**EXTRACTED RECORDS:**

----

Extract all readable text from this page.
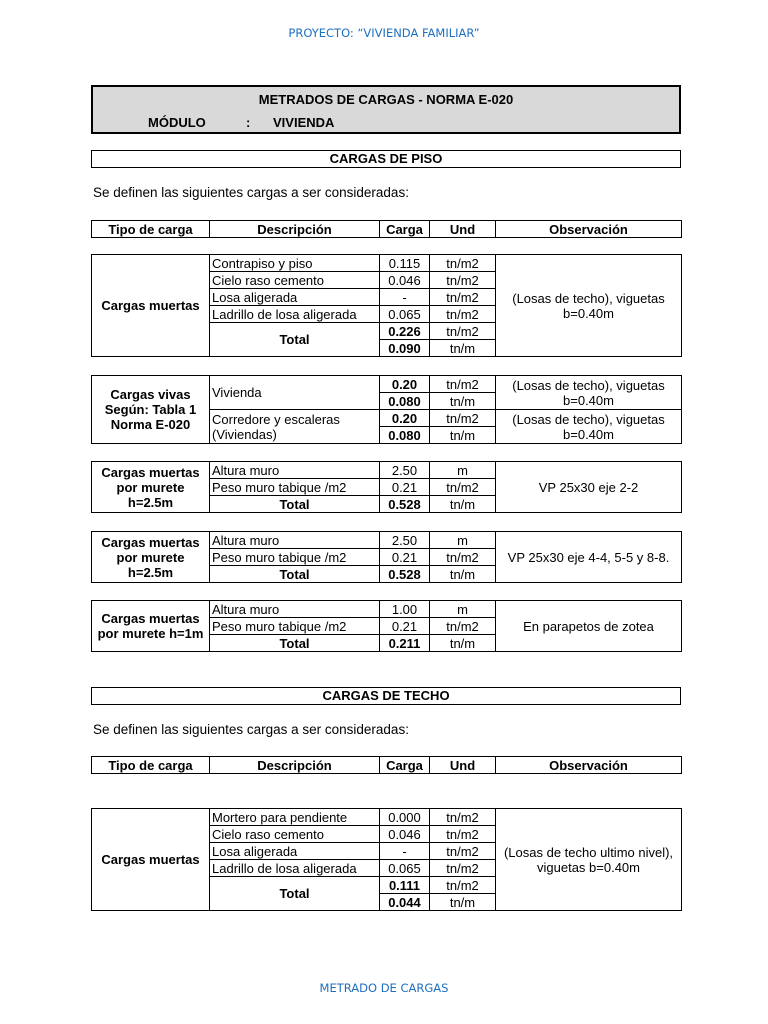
PROYECTO: “VIVIENDA FAMILIAR”
METRADOS DE CARGAS - NORMA E-020
MÓDULO	: VIVIENDA
CARGAS DE PISO
Se definen las siguientes cargas a ser consideradas:
Tipo de carga	Descripción	Carga	Und	Observación
Cargas muertas	Contrapiso y piso	0.115	tn/m2	(Losas de techo), viguetas b=0.40m
	Cielo raso cemento	0.046	tn/m2	
	Losa aligerada	-	tn/m2	
	Ladrillo de losa aligerada	0.065	tn/m2	
	Total	0.226	tn/m2	
		0.090	tn/m	
Cargas vivas Según: Tabla 1 Norma E-020	Vivienda	0.20	tn/m2	(Losas de techo), viguetas b=0.40m
		0.080	tn/m	
	Corredore y escaleras (Viviendas)	0.20	tn/m2	(Losas de techo), viguetas b=0.40m
		0.080	tn/m	
Cargas muertas por murete h=2.5m	Altura muro	2.50	m	VP 25x30 eje 2-2
	Peso muro tabique /m2	0.21	tn/m2	
	Total	0.528	tn/m	
Cargas muertas por murete h=2.5m	Altura muro	2.50	m	VP 25x30 eje 4-4, 5-5 y 8-8.
	Peso muro tabique /m2	0.21	tn/m2	
	Total	0.528	tn/m	
Cargas muertas por murete h=1m	Altura muro	1.00	m	En parapetos de zotea
	Peso muro tabique /m2	0.21	tn/m2	
	Total	0.211	tn/m	
CARGAS DE TECHO
Se definen las siguientes cargas a ser consideradas:
Tipo de carga	Descripción	Carga	Und	Observación
Cargas muertas	Mortero para pendiente	0.000	tn/m2	(Losas de techo ultimo nivel), viguetas b=0.40m
	Cielo raso cemento	0.046	tn/m2	
	Losa aligerada	-	tn/m2	
	Ladrillo de losa aligerada	0.065	tn/m2	
	Total	0.111	tn/m2	
		0.044	tn/m	
METRADO DE CARGAS
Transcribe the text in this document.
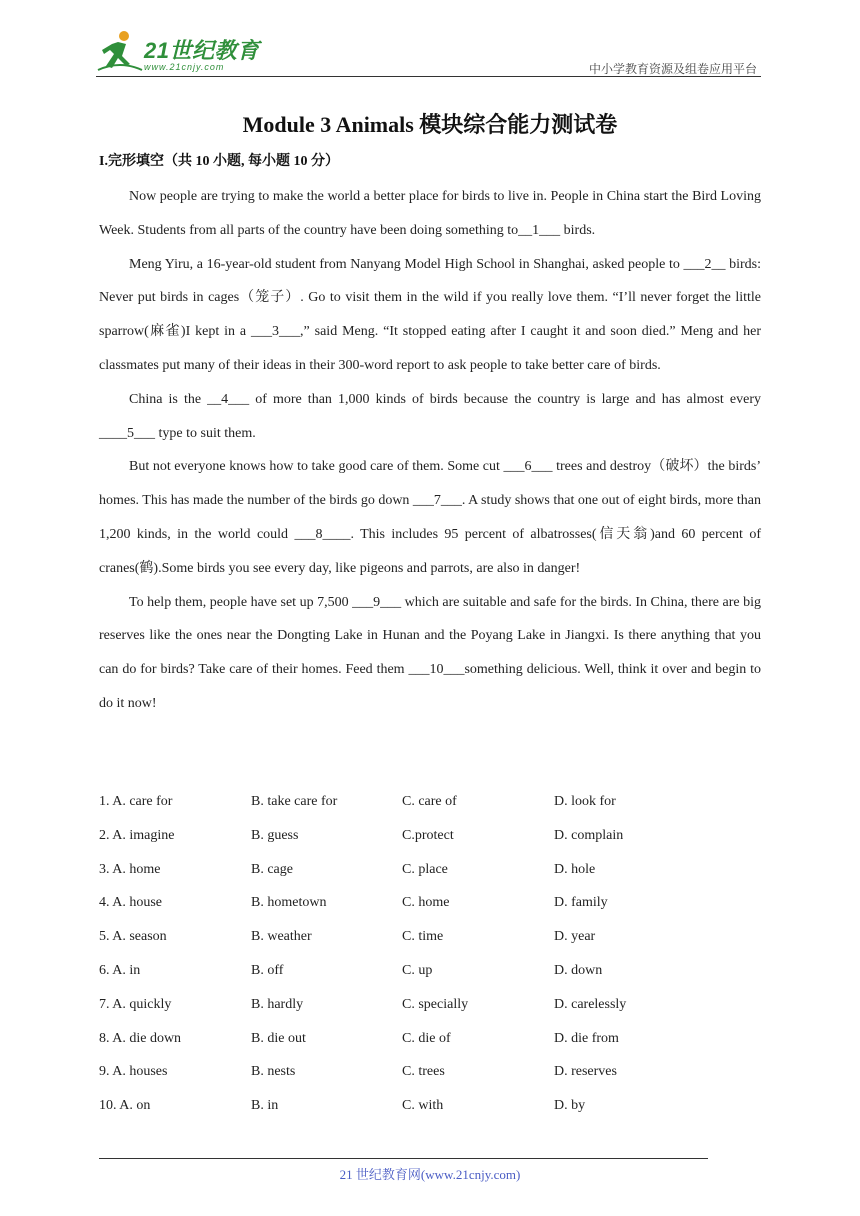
21世纪教育
www.21cnjy.com	中小学教育资源及组卷应用平台
Module 3 Animals 模块综合能力测试卷
I.完形填空（共 10 小题, 每小题 10 分）

Now people are trying to make the world a better place for birds to live in. People in China start the Bird Loving Week. Students from all parts of the country have been doing something to__1___ birds.

Meng Yiru, a 16-year-old student from Nanyang Model High School in Shanghai, asked people to ___2__ birds: Never put birds in cages（笼子）. Go to visit them in the wild if you really love them. “I’ll never forget the little sparrow(麻雀)I kept in a ___3___,” said Meng. “It stopped eating after I caught it and soon died.” Meng and her classmates put many of their ideas in their 300-word report to ask people to take better care of birds.

China is the __4___ of more than 1,000 kinds of birds because the country is large and has almost every ____5___ type to suit them.

But not everyone knows how to take good care of them. Some cut ___6___ trees and destroy（破坏）the birds’ homes. This has made the number of the birds go down ___7___. A study shows that one out of eight birds, more than 1,200 kinds, in the world could ___8____. This includes 95 percent of albatrosses(信天翁)and 60 percent of cranes(鹤).Some birds you see every day, like pigeons and parrots, are also in danger!

To help them, people have set up 7,500 ___9___ which are suitable and safe for the birds. In China, there are big reserves like the ones near the Dongting Lake in Hunan and the Poyang Lake in Jiangxi. Is there anything that you can do for birds? Take care of their homes. Feed them ___10___something delicious. Well, think it over and begin to do it now!

1. A. care for	B. take care for	C. care of	D. look for
2. A. imagine	B. guess	C.protect	D. complain
3. A. home	B. cage	C. place	D. hole
4. A. house	B. hometown	C. home	D. family
5. A. season	B. weather	C. time	D. year
6. A. in	B. off	C. up	D. down
7. A. quickly	B. hardly	C. specially	D. carelessly
8. A. die down	B. die out	C. die of	D. die from
9. A. houses	B. nests	C. trees	D. reserves
10. A. on	B. in	C. with	D. by
21 世纪教育网(www.21cnjy.com)
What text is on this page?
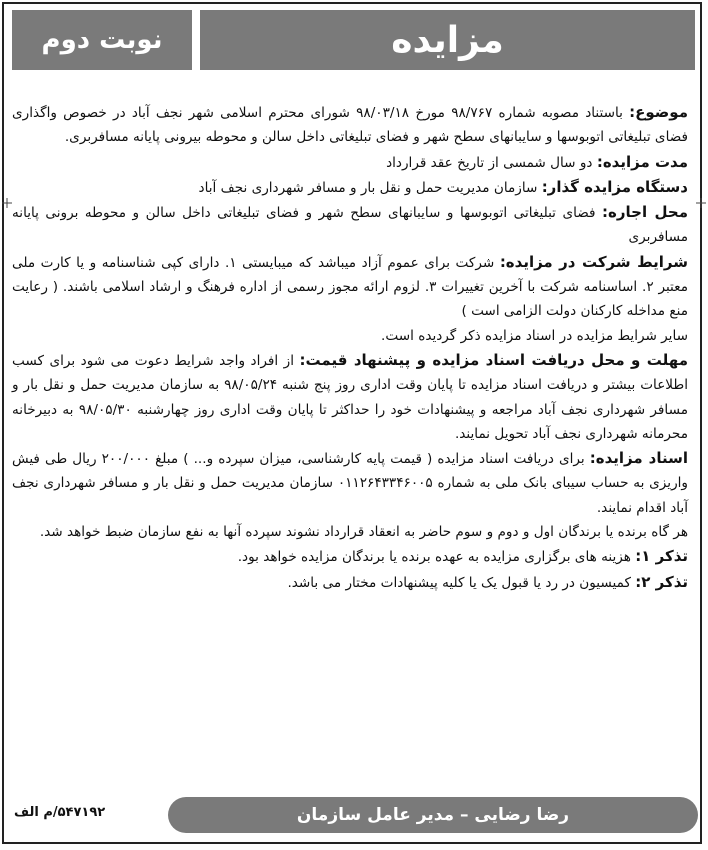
مزایده
نوبت دوم

موضوع: باستناد مصوبه شماره ۹۸/۷۶۷ مورخ ۹۸/۰۳/۱۸ شورای محترم اسلامی شهر نجف آباد در خصوص واگذاری فضای تبلیغاتی اتوبوسها و سایبانهای سطح شهر و فضای تبلیغاتی داخل سالن و محوطه بیرونی پایانه مسافربری.

مدت مزایده: دو سال شمسی از تاریخ عقد قرارداد

دستگاه مزایده گذار: سازمان مدیریت حمل و نقل بار و مسافر شهرداری نجف آباد

محل اجاره: فضای تبلیغاتی اتوبوسها و سایبانهای سطح شهر و فضای تبلیغاتی داخل سالن و محوطه برونی پایانه مسافربری

شرایط شرکت در مزایده: شرکت برای عموم آزاد میباشد که میبایستی ۱. دارای کپی شناسنامه و یا کارت ملی معتبر ۲. اساسنامه شرکت با آخرین تغییرات ۳. لزوم ارائه مجوز رسمی از اداره فرهنگ و ارشاد اسلامی باشند. ( رعایت منع مداخله کارکنان دولت الزامی است )

سایر شرایط مزایده در اسناد مزایده ذکر گردیده است.

مهلت و محل دریافت اسناد مزایده و پیشنهاد قیمت: از افراد واجد شرایط دعوت می شود برای کسب اطلاعات بیشتر و دریافت اسناد مزایده تا پایان وقت اداری روز پنج شنبه ۹۸/۰۵/۲۴ به سازمان مدیریت حمل و نقل بار و مسافر شهرداری نجف آباد مراجعه و پیشنهادات خود را حداکثر تا پایان وقت اداری روز چهارشنبه ۹۸/۰۵/۳۰ به دبیرخانه محرمانه شهرداری نجف آباد تحویل نمایند.

اسناد مزایده: برای دریافت اسناد مزایده ( قیمت پایه کارشناسی، میزان سپرده و... ) مبلغ ۲۰۰/۰۰۰ ریال طی فیش واریزی به حساب سیبای بانک ملی به شماره ۰۱۱۲۶۴۳۳۴۶۰۰۵ سازمان مدیریت حمل و نقل بار و مسافر شهرداری نجف آباد اقدام نمایند.

هر گاه برنده یا برندگان اول و دوم و سوم حاضر به انعقاد قرارداد نشوند سپرده آنها به نفع سازمان ضبط خواهد شد.

تذکر ۱: هزینه های برگزاری مزایده به عهده برنده یا برندگان مزایده خواهد بود.

تذکر ۲: کمیسیون در رد یا قبول یک یا کلیه پیشنهادات مختار می باشد.

رضا رضایی – مدیر عامل سازمان
۵۴۷۱۹۲/م الف
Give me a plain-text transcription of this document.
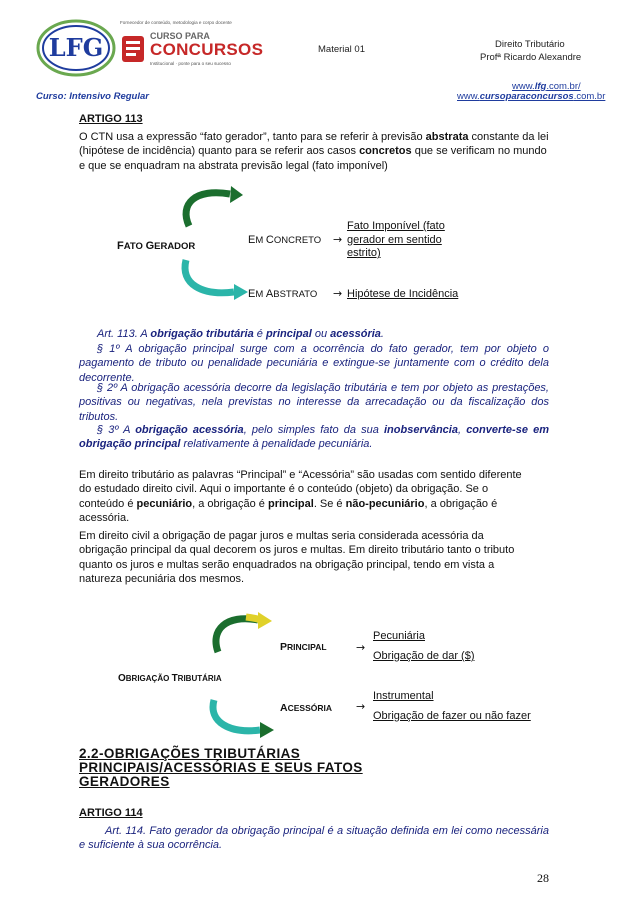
LFG
Fornecedor de conteúdo, metodologia e corpo docente
CURSO PARA
CONCURSOS
Institucional · ponte para o seu sucesso
Material 01	Direito Tributário
Profª Ricardo Alexandre
www.lfg.com.br/
Curso: Intensivo Regular	www.cursoparaconcursos.com.br
ARTIGO 113

O CTN usa a expressão “fato gerador”, tanto para se referir à previsão abstrata constante da lei (hipótese de incidência) quanto para se referir aos casos concretos que se verificam no mundo e que se enquadram na abstrata previsão legal (fato imponível)

FATO GERADOR
EM CONCRETO →
Fato Imponível (fato
gerador em sentido
estrito)
EM ABSTRATO → Hipótese de Incidência

Art. 113. A obrigação tributária é principal ou acessória.

§ 1º A obrigação principal surge com a ocorrência do fato gerador, tem por objeto o pagamento de tributo ou penalidade pecuniária e extingue-se juntamente com o crédito dela decorrente.

§ 2º A obrigação acessória decorre da legislação tributária e tem por objeto as prestações, positivas ou negativas, nela previstas no interesse da arrecadação ou da fiscalização dos tributos.

§ 3º A obrigação acessória, pelo simples fato da sua inobservância, converte-se em obrigação principal relativamente à penalidade pecuniária.

Em direito tributário as palavras “Principal” e “Acessória” são usadas com sentido diferente do estudado direito civil. Aqui o importante é o conteúdo (objeto) da obrigação. Se o conteúdo é pecuniário, a obrigação é principal. Se é não-pecuniário, a obrigação é acessória.

Em direito civil a obrigação de pagar juros e multas seria considerada acessória da obrigação principal da qual decorem os juros e multas. Em direito tributário tanto o tributo quanto os juros e multas serão enquadrados na obrigação principal, tendo em vista a natureza pecuniária dos mesmos.

PRINCIPAL	→
Pecuniária
Obrigação de dar ($)
OBRIGAÇÃO TRIBUTÁRIA
ACESSÓRIA →
Instrumental
Obrigação de fazer ou não fazer
2.2-OBRIGAÇÕES TRIBUTÁRIAS
PRINCIPAIS/ACESSÓRIAS E SEUS FATOS
GERADORES
ARTIGO 114

Art. 114. Fato gerador da obrigação principal é a situação definida em lei como necessária e suficiente à sua ocorrência.

28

----

**EXERCISE PROMPT:** Each line of the material that holds the string "سالن" counts once; give the total alone.

**EXERCISE RESPONSE:** 2